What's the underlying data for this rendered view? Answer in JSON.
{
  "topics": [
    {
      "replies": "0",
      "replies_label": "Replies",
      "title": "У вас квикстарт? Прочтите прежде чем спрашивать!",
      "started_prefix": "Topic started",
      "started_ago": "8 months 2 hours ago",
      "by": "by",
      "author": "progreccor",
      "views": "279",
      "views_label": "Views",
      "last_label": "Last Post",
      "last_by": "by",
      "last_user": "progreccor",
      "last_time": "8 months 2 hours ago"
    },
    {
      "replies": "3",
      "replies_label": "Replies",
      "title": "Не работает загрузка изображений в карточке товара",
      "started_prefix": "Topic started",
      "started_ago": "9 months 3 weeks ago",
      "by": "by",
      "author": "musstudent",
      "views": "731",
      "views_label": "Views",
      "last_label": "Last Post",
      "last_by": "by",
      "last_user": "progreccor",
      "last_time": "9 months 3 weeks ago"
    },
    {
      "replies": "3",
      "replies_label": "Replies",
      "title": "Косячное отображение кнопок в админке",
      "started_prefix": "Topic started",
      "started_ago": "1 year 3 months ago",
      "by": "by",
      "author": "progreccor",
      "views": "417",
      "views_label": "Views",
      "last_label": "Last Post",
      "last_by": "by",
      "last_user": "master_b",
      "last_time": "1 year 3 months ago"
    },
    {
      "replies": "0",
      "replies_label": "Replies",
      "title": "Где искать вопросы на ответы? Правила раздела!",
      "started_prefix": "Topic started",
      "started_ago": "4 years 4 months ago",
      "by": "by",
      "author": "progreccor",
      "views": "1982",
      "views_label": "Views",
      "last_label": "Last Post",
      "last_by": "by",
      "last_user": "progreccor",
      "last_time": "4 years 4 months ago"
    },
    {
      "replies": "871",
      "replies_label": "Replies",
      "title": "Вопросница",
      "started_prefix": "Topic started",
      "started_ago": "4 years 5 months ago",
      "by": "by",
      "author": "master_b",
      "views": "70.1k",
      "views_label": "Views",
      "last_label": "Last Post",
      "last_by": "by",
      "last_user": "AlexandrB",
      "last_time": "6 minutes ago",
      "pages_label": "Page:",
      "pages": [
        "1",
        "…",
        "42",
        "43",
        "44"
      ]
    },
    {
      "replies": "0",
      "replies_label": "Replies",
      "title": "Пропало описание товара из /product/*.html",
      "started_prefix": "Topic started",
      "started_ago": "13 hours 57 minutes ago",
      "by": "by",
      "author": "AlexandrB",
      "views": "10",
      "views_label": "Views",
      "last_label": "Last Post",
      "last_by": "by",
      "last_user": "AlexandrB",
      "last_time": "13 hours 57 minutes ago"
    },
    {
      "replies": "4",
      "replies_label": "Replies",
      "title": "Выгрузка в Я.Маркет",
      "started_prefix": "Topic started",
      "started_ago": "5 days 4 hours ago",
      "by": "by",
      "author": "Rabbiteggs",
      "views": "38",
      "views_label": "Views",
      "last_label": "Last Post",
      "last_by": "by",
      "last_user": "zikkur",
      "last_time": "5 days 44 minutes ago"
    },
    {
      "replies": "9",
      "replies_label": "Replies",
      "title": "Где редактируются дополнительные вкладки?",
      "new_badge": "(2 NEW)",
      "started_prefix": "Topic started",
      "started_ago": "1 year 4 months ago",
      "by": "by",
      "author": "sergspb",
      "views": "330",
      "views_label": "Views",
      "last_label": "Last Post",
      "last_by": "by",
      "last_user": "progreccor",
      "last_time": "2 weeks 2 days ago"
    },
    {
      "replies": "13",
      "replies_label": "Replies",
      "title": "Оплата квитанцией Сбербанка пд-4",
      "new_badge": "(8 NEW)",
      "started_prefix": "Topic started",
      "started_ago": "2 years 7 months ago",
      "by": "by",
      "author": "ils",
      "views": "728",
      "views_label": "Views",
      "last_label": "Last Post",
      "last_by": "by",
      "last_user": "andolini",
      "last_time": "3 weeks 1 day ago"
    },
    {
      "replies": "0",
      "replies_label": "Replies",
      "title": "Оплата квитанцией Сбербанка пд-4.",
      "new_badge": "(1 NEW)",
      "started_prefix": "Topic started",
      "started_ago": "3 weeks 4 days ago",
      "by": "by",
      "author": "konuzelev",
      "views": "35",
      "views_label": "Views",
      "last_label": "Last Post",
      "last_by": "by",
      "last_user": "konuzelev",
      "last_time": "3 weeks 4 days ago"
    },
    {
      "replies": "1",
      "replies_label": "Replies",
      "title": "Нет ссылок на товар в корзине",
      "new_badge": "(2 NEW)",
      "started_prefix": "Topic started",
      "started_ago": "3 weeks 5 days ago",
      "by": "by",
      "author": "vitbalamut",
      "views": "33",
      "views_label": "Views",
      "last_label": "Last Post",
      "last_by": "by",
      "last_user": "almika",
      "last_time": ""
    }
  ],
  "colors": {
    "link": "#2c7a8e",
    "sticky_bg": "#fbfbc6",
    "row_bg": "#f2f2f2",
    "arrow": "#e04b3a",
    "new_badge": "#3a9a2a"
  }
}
________________________________________
Return each line of the records above exactly as it reads.

What's the underlying data for this rendered view? Answer in JSON.
{
  "topics": [
    {
      "replies": "0",
      "replies_label": "Replies",
      "title": "У вас квикстарт? Прочтите прежде чем спрашивать!",
      "started_prefix": "Topic started",
      "started_ago": "8 months 2 hours ago",
      "by": "by",
      "author": "progreccor",
      "views": "279",
      "views_label": "Views",
      "last_label": "Last Post",
      "last_by": "by",
      "last_user": "progreccor",
      "last_time": "8 months 2 hours ago"
    },
    {
      "replies": "3",
      "replies_label": "Replies",
      "title": "Не работает загрузка изображений в карточке товара",
      "started_prefix": "Topic started",
      "started_ago": "9 months 3 weeks ago",
      "by": "by",
      "author": "musstudent",
      "views": "731",
      "views_label": "Views",
      "last_label": "Last Post",
      "last_by": "by",
      "last_user": "progreccor",
      "last_time": "9 months 3 weeks ago"
    },
    {
      "replies": "3",
      "replies_label": "Replies",
      "title": "Косячное отображение кнопок в админке",
      "started_prefix": "Topic started",
      "started_ago": "1 year 3 months ago",
      "by": "by",
      "author": "progreccor",
      "views": "417",
      "views_label": "Views",
      "last_label": "Last Post",
      "last_by": "by",
      "last_user": "master_b",
      "last_time": "1 year 3 months ago"
    },
    {
      "replies": "0",
      "replies_label": "Replies",
      "title": "Где искать вопросы на ответы? Правила раздела!",
      "started_prefix": "Topic started",
      "started_ago": "4 years 4 months ago",
      "by": "by",
      "author": "progreccor",
      "views": "1982",
      "views_label": "Views",
      "last_label": "Last Post",
      "last_by": "by",
      "last_user": "progreccor",
      "last_time": "4 years 4 months ago"
    },
    {
      "replies": "871",
      "replies_label": "Replies",
      "title": "Вопросница",
      "started_prefix": "Topic started",
      "started_ago": "4 years 5 months ago",
      "by": "by",
      "author": "master_b",
      "views": "70.1k",
      "views_label": "Views",
      "last_label": "Last Post",
      "last_by": "by",
      "last_user": "AlexandrB",
      "last_time": "6 minutes ago",
      "pages_label": "Page:",
      "pages": [
        "1",
        "…",
        "42",
        "43",
        "44"
      ]
    },
    {
      "replies": "0",
      "replies_label": "Replies",
      "title": "Пропало описание товара из /product/*.html",
      "started_prefix": "Topic started",
      "started_ago": "13 hours 57 minutes ago",
      "by": "by",
      "author": "AlexandrB",
      "views": "10",
      "views_label": "Views",
      "last_label": "Last Post",
      "last_by": "by",
      "last_user": "AlexandrB",
      "last_time": "13 hours 57 minutes ago"
    },
    {
      "replies": "4",
      "replies_label": "Replies",
      "title": "Выгрузка в Я.Маркет",
      "started_prefix": "Topic started",
      "started_ago": "5 days 4 hours ago",
      "by": "by",
      "author": "Rabbiteggs",
      "views": "38",
      "views_label": "Views",
      "last_label": "Last Post",
      "last_by": "by",
      "last_user": "zikkur",
      "last_time": "5 days 44 minutes ago"
    },
    {
      "replies": "9",
      "replies_label": "Replies",
      "title": "Где редактируются дополнительные вкладки?",
      "new_badge": "(2 NEW)",
      "started_prefix": "Topic started",
      "started_ago": "1 year 4 months ago",
      "by": "by",
      "author": "sergspb",
      "views": "330",
      "views_label": "Views",
      "last_label": "Last Post",
      "last_by": "by",
      "last_user": "progreccor",
      "last_time": "2 weeks 2 days ago"
    },
    {
      "replies": "13",
      "replies_label": "Replies",
      "title": "Оплата квитанцией Сбербанка пд-4",
      "new_badge": "(8 NEW)",
      "started_prefix": "Topic started",
      "started_ago": "2 years 7 months ago",
      "by": "by",
      "author": "ils",
      "views": "728",
      "views_label": "Views",
      "last_label": "Last Post",
      "last_by": "by",
      "last_user": "andolini",
      "last_time": "3 weeks 1 day ago"
    },
    {
      "replies": "0",
      "replies_label": "Replies",
      "title": "Оплата квитанцией Сбербанка пд-4.",
      "new_badge": "(1 NEW)",
      "started_prefix": "Topic started",
      "started_ago": "3 weeks 4 days ago",
      "by": "by",
      "author": "konuzelev",
      "views": "35",
      "views_label": "Views",
      "last_label": "Last Post",
      "last_by": "by",
      "last_user": "konuzelev",
      "last_time": "3 weeks 4 days ago"
    },
    {
      "replies": "1",
      "replies_label": "Replies",
      "title": "Нет ссылок на товар в корзине",
      "new_badge": "(2 NEW)",
      "started_prefix": "Topic started",
      "started_ago": "3 weeks 5 days ago",
      "by": "by",
      "author": "vitbalamut",
      "views": "33",
      "views_label": "Views",
      "last_label": "Last Post",
      "last_by": "by",
      "last_user": "almika",
      "last_time": ""
    }
  ],
  "colors": {
    "link": "#2c7a8e",
    "sticky_bg": "#fbfbc6",
    "row_bg": "#f2f2f2",
    "arrow": "#e04b3a",
    "new_badge": "#3a9a2a"
  }
}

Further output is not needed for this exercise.